▸ Written problem:
Only the number is wanted: how many lines in the data contain "sessions"?

>> Begin

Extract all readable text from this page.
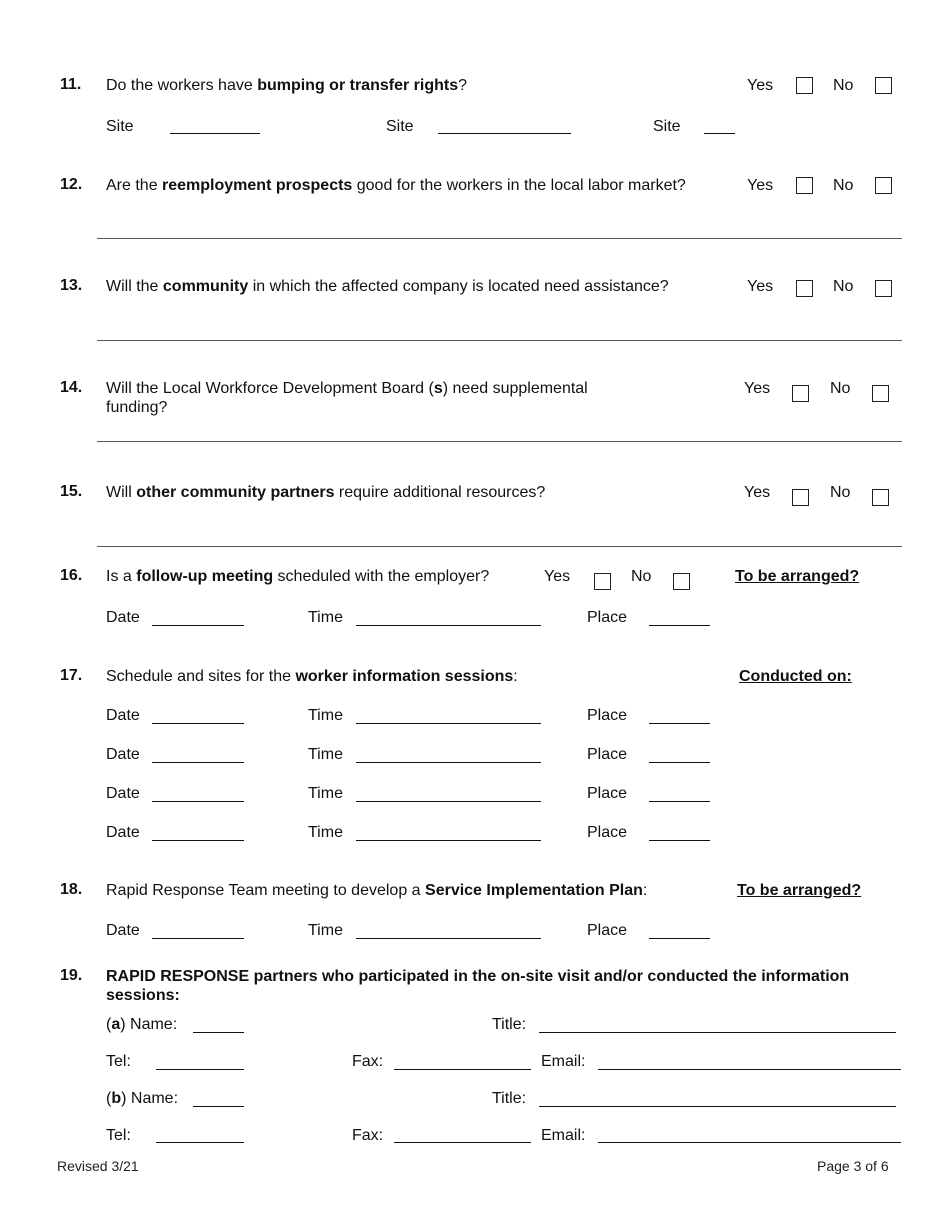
11. Do the workers have bumping or transfer rights?	Yes	No
Site	Site	Site
12. Are the reemployment prospects good for the workers in the local labor market?	Yes	No
13. Will the community in which the affected company is located need assistance?	Yes	No
14. Will the Local Workforce Development Board (s) need supplemental
funding?
Yes	No
15. Will other community partners require additional resources?	Yes	No
16. Is a follow-up meeting scheduled with the employer?	Yes	No	To be arranged?
Date	Time	Place
17. Schedule and sites for the worker information sessions:	Conducted on:
Date	Time	Place
Date	Time	Place
Date	Time	Place
Date	Time	Place
18. Rapid Response Team meeting to develop a Service Implementation Plan:	To be arranged?
Date	Time	Place
19. RAPID RESPONSE partners who participated in the on-site visit and/or conducted the information
sessions:
(a) Name:	Title:
Tel:	Fax:	Email:
(b) Name:	Title:
Tel:	Fax:	Email:
Revised 3/21	Page 3 of 6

>> End

▸ Task result:
2